* [Problem requirements]: Answer with nothing but a number: how many lines include the word "components"?
* START Records for processing *
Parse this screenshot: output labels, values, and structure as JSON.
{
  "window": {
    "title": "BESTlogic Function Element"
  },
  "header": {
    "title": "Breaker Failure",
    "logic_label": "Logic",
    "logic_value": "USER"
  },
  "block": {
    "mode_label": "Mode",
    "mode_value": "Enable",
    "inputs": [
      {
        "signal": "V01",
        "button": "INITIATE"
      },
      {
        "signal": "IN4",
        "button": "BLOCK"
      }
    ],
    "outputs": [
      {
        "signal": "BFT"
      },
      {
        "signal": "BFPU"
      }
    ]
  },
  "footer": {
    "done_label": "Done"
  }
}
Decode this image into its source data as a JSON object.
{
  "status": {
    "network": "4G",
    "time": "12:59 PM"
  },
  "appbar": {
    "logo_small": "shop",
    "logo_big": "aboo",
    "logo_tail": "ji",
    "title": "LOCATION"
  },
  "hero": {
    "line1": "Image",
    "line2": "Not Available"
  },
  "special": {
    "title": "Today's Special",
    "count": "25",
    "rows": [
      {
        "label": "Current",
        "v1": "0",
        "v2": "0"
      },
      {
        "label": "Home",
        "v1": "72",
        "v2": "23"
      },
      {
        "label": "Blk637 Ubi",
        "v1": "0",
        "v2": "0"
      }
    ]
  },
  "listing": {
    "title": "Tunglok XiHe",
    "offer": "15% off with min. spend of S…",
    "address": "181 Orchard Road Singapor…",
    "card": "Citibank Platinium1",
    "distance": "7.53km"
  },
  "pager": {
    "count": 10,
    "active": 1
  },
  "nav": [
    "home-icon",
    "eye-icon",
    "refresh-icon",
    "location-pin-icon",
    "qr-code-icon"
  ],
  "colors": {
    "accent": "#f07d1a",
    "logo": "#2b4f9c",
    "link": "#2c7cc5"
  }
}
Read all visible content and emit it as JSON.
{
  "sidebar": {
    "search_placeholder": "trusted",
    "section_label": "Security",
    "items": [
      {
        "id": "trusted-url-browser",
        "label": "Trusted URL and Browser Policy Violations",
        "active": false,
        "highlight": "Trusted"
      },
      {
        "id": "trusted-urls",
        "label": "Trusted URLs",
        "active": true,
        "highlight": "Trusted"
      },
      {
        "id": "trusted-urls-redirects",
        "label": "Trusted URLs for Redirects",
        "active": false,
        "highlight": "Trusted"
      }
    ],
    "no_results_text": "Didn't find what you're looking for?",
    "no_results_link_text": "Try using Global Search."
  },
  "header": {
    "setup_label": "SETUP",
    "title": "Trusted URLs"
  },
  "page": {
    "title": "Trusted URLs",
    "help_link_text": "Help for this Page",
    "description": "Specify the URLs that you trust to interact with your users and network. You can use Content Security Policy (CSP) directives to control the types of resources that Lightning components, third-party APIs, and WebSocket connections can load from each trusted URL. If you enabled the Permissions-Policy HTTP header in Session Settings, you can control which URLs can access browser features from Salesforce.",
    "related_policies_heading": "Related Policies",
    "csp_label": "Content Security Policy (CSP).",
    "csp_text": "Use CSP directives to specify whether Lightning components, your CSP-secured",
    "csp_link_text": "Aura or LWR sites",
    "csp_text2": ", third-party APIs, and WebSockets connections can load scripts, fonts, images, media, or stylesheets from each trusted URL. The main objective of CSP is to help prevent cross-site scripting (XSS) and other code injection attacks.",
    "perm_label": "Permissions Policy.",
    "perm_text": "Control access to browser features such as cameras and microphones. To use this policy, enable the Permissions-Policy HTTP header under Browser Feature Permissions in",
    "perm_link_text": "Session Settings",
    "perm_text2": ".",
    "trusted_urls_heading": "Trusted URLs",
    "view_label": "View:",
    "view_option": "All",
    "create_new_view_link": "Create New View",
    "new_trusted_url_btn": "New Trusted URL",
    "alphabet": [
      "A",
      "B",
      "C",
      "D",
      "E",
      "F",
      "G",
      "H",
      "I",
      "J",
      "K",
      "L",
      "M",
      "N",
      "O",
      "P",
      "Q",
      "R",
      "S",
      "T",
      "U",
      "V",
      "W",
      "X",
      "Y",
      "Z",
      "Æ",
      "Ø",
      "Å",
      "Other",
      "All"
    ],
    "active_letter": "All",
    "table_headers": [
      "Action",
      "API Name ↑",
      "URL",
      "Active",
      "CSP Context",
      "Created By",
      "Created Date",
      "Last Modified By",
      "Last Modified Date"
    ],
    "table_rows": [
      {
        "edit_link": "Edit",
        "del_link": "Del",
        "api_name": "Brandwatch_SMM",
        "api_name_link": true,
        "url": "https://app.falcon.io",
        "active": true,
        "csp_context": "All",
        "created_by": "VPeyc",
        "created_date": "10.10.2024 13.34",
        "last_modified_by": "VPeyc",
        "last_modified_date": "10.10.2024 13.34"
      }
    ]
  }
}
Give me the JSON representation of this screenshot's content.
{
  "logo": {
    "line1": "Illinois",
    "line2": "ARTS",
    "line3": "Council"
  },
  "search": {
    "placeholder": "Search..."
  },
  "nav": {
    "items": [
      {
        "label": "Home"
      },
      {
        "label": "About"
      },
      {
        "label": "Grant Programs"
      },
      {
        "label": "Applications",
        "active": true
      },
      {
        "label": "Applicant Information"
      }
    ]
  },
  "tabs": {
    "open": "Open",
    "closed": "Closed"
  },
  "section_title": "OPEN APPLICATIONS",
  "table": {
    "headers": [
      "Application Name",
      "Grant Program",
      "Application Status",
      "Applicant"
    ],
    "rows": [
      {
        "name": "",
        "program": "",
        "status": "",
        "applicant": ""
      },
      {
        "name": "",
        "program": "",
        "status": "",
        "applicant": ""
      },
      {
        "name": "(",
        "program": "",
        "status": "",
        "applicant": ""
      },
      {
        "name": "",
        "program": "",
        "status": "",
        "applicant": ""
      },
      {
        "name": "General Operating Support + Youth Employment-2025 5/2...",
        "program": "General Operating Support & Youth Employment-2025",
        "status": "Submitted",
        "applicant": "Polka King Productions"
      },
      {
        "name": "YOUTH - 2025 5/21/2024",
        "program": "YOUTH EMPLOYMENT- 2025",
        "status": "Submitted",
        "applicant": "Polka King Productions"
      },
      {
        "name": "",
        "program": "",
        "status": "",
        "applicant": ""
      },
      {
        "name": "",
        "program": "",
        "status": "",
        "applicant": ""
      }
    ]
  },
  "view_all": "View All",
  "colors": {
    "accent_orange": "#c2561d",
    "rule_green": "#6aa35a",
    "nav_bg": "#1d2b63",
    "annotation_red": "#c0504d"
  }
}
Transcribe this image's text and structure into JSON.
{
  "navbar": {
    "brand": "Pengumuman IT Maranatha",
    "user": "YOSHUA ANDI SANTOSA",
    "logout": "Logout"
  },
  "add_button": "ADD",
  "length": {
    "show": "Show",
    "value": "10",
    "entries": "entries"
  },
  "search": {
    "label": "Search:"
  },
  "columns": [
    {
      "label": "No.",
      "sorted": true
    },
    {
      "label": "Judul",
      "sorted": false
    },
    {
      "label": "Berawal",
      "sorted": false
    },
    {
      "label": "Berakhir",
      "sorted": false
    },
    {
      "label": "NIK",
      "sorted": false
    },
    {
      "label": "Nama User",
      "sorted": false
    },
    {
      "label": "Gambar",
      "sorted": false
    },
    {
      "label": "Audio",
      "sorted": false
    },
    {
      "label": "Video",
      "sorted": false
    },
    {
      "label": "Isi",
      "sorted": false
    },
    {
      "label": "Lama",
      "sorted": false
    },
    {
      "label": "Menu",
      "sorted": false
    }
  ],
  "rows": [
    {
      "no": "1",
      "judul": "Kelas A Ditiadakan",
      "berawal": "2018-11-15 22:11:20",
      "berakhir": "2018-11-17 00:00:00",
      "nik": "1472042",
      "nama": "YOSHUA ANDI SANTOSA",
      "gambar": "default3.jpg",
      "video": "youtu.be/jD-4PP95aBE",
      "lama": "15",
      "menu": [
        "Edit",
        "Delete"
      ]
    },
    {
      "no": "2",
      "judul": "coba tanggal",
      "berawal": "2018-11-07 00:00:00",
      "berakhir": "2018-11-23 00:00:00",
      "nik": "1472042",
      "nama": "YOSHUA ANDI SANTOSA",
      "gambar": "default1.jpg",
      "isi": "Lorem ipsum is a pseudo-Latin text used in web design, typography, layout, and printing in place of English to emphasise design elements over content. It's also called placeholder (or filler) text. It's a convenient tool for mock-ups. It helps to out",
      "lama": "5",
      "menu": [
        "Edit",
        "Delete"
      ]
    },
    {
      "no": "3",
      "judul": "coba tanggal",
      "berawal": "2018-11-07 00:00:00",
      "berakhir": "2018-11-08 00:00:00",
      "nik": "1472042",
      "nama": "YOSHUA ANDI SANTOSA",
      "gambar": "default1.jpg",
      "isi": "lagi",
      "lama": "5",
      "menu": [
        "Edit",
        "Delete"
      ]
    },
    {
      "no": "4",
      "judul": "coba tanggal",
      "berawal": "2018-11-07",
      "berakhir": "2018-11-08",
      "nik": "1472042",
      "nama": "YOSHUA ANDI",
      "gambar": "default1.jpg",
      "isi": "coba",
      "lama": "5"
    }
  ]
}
* END Records for processing *
* [In response]: 2